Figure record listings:
_ _ _ _ _

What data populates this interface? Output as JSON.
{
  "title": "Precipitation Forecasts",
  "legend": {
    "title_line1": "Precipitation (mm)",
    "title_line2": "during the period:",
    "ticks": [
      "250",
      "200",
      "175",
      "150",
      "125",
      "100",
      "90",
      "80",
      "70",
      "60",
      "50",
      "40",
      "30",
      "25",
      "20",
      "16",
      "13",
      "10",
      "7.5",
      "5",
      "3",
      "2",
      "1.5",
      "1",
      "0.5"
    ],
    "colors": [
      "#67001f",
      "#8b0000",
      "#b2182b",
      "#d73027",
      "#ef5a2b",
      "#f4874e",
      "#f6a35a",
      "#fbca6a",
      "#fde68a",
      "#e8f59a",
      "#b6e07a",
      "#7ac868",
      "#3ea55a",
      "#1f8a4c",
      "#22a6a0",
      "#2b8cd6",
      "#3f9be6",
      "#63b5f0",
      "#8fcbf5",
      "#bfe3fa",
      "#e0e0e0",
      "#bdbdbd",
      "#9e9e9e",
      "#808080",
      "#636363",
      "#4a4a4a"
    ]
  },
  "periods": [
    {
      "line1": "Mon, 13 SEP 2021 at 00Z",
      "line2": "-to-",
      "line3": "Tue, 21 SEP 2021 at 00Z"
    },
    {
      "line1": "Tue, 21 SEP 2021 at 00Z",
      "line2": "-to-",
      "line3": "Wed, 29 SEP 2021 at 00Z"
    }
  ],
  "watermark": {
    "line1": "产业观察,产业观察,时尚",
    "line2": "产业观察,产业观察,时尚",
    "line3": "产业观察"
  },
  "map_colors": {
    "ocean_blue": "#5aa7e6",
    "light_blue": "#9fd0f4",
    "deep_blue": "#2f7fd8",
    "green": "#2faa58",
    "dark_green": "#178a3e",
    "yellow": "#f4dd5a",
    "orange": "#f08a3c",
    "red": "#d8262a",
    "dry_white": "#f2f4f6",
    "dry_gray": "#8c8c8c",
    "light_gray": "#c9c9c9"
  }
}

_ _ _ _ _

◆ **What this task involves**
What is the number of lines in the listing that contain the string "Precipitation"? Reply with that number alone.

◆ **Answer to this task**
2